> [Stored dataset items]:
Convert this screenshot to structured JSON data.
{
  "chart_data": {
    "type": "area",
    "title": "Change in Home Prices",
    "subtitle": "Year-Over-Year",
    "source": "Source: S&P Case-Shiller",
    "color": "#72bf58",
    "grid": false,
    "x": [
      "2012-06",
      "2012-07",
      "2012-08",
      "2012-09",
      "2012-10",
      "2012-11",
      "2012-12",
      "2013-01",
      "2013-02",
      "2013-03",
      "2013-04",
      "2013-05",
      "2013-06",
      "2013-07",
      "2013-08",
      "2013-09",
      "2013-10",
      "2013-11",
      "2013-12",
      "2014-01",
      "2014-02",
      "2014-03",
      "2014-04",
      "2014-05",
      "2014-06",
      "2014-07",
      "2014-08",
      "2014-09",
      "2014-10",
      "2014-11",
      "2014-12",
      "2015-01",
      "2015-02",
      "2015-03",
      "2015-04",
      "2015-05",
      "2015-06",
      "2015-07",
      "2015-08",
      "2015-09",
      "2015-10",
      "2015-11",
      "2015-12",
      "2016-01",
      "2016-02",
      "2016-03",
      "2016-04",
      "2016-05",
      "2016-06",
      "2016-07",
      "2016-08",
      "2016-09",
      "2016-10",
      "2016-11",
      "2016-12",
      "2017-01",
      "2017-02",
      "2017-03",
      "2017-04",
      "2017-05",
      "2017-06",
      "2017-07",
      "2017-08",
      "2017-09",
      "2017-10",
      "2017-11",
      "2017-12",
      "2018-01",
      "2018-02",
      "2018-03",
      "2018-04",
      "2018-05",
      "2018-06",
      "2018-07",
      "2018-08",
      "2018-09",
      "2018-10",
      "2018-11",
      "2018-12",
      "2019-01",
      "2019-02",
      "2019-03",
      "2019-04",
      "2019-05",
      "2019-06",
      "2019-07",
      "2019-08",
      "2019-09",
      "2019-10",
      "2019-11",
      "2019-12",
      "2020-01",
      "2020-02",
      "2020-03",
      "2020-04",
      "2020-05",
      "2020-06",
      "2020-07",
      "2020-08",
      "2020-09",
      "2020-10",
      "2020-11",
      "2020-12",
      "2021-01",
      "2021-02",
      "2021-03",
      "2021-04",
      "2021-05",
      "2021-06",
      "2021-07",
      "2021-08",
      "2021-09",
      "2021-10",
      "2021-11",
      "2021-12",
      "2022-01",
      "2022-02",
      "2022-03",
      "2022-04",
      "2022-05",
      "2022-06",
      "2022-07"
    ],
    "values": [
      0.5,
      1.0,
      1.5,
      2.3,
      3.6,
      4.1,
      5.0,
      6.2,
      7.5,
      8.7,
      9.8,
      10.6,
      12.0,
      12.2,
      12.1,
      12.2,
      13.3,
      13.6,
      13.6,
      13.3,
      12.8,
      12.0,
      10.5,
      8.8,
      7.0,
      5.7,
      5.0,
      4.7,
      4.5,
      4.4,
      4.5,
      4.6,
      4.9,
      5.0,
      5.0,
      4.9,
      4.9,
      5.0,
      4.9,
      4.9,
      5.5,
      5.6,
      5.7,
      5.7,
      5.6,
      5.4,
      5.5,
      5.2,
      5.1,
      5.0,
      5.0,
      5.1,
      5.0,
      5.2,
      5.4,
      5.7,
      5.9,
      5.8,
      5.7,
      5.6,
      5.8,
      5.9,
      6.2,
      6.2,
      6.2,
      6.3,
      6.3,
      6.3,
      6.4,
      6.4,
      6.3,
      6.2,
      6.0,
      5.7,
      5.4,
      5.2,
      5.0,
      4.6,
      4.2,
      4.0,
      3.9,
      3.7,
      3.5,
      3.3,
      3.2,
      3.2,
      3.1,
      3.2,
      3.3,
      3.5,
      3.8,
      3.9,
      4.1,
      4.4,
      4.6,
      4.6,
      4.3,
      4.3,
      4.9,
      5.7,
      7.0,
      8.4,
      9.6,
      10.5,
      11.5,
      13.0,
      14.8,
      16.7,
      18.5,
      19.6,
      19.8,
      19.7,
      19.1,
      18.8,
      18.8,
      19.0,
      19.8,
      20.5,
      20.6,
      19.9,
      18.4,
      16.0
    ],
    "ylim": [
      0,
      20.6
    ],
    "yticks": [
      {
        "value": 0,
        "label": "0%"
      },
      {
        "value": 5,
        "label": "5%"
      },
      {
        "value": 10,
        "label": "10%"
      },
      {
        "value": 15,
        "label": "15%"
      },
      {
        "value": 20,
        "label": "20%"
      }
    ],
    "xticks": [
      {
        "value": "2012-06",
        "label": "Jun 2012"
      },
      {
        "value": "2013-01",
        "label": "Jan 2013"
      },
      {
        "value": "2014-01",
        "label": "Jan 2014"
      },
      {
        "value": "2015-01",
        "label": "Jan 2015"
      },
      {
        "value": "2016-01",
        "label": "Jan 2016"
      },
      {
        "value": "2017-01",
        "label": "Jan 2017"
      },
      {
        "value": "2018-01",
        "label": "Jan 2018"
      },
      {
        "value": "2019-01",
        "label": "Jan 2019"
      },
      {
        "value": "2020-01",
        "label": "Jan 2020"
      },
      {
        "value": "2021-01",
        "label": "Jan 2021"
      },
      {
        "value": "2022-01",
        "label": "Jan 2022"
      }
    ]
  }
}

> [WHAT TO PRODUCE]: Restate all of the entries above precisely.

> [RESULT FOR THIS EXERCISE]:
Convert this screenshot to structured JSON data.
{
  "chart_data": {
    "type": "area",
    "title": "Change in Home Prices",
    "subtitle": "Year-Over-Year",
    "source": "Source: S&P Case-Shiller",
    "color": "#72bf58",
    "grid": false,
    "x": [
      "2012-06",
      "2012-07",
      "2012-08",
      "2012-09",
      "2012-10",
      "2012-11",
      "2012-12",
      "2013-01",
      "2013-02",
      "2013-03",
      "2013-04",
      "2013-05",
      "2013-06",
      "2013-07",
      "2013-08",
      "2013-09",
      "2013-10",
      "2013-11",
      "2013-12",
      "2014-01",
      "2014-02",
      "2014-03",
      "2014-04",
      "2014-05",
      "2014-06",
      "2014-07",
      "2014-08",
      "2014-09",
      "2014-10",
      "2014-11",
      "2014-12",
      "2015-01",
      "2015-02",
      "2015-03",
      "2015-04",
      "2015-05",
      "2015-06",
      "2015-07",
      "2015-08",
      "2015-09",
      "2015-10",
      "2015-11",
      "2015-12",
      "2016-01",
      "2016-02",
      "2016-03",
      "2016-04",
      "2016-05",
      "2016-06",
      "2016-07",
      "2016-08",
      "2016-09",
      "2016-10",
      "2016-11",
      "2016-12",
      "2017-01",
      "2017-02",
      "2017-03",
      "2017-04",
      "2017-05",
      "2017-06",
      "2017-07",
      "2017-08",
      "2017-09",
      "2017-10",
      "2017-11",
      "2017-12",
      "2018-01",
      "2018-02",
      "2018-03",
      "2018-04",
      "2018-05",
      "2018-06",
      "2018-07",
      "2018-08",
      "2018-09",
      "2018-10",
      "2018-11",
      "2018-12",
      "2019-01",
      "2019-02",
      "2019-03",
      "2019-04",
      "2019-05",
      "2019-06",
      "2019-07",
      "2019-08",
      "2019-09",
      "2019-10",
      "2019-11",
      "2019-12",
      "2020-01",
      "2020-02",
      "2020-03",
      "2020-04",
      "2020-05",
      "2020-06",
      "2020-07",
      "2020-08",
      "2020-09",
      "2020-10",
      "2020-11",
      "2020-12",
      "2021-01",
      "2021-02",
      "2021-03",
      "2021-04",
      "2021-05",
      "2021-06",
      "2021-07",
      "2021-08",
      "2021-09",
      "2021-10",
      "2021-11",
      "2021-12",
      "2022-01",
      "2022-02",
      "2022-03",
      "2022-04",
      "2022-05",
      "2022-06",
      "2022-07"
    ],
    "values": [
      0.5,
      1.0,
      1.5,
      2.3,
      3.6,
      4.1,
      5.0,
      6.2,
      7.5,
      8.7,
      9.8,
      10.6,
      12.0,
      12.2,
      12.1,
      12.2,
      13.3,
      13.6,
      13.6,
      13.3,
      12.8,
      12.0,
      10.5,
      8.8,
      7.0,
      5.7,
      5.0,
      4.7,
      4.5,
      4.4,
      4.5,
      4.6,
      4.9,
      5.0,
      5.0,
      4.9,
      4.9,
      5.0,
      4.9,
      4.9,
      5.5,
      5.6,
      5.7,
      5.7,
      5.6,
      5.4,
      5.5,
      5.2,
      5.1,
      5.0,
      5.0,
      5.1,
      5.0,
      5.2,
      5.4,
      5.7,
      5.9,
      5.8,
      5.7,
      5.6,
      5.8,
      5.9,
      6.2,
      6.2,
      6.2,
      6.3,
      6.3,
      6.3,
      6.4,
      6.4,
      6.3,
      6.2,
      6.0,
      5.7,
      5.4,
      5.2,
      5.0,
      4.6,
      4.2,
      4.0,
      3.9,
      3.7,
      3.5,
      3.3,
      3.2,
      3.2,
      3.1,
      3.2,
      3.3,
      3.5,
      3.8,
      3.9,
      4.1,
      4.4,
      4.6,
      4.6,
      4.3,
      4.3,
      4.9,
      5.7,
      7.0,
      8.4,
      9.6,
      10.5,
      11.5,
      13.0,
      14.8,
      16.7,
      18.5,
      19.6,
      19.8,
      19.7,
      19.1,
      18.8,
      18.8,
      19.0,
      19.8,
      20.5,
      20.6,
      19.9,
      18.4,
      16.0
    ],
    "ylim": [
      0,
      20.6
    ],
    "yticks": [
      {
        "value": 0,
        "label": "0%"
      },
      {
        "value": 5,
        "label": "5%"
      },
      {
        "value": 10,
        "label": "10%"
      },
      {
        "value": 15,
        "label": "15%"
      },
      {
        "value": 20,
        "label": "20%"
      }
    ],
    "xticks": [
      {
        "value": "2012-06",
        "label": "Jun 2012"
      },
      {
        "value": "2013-01",
        "label": "Jan 2013"
      },
      {
        "value": "2014-01",
        "label": "Jan 2014"
      },
      {
        "value": "2015-01",
        "label": "Jan 2015"
      },
      {
        "value": "2016-01",
        "label": "Jan 2016"
      },
      {
        "value": "2017-01",
        "label": "Jan 2017"
      },
      {
        "value": "2018-01",
        "label": "Jan 2018"
      },
      {
        "value": "2019-01",
        "label": "Jan 2019"
      },
      {
        "value": "2020-01",
        "label": "Jan 2020"
      },
      {
        "value": "2021-01",
        "label": "Jan 2021"
      },
      {
        "value": "2022-01",
        "label": "Jan 2022"
      }
    ]
  }
}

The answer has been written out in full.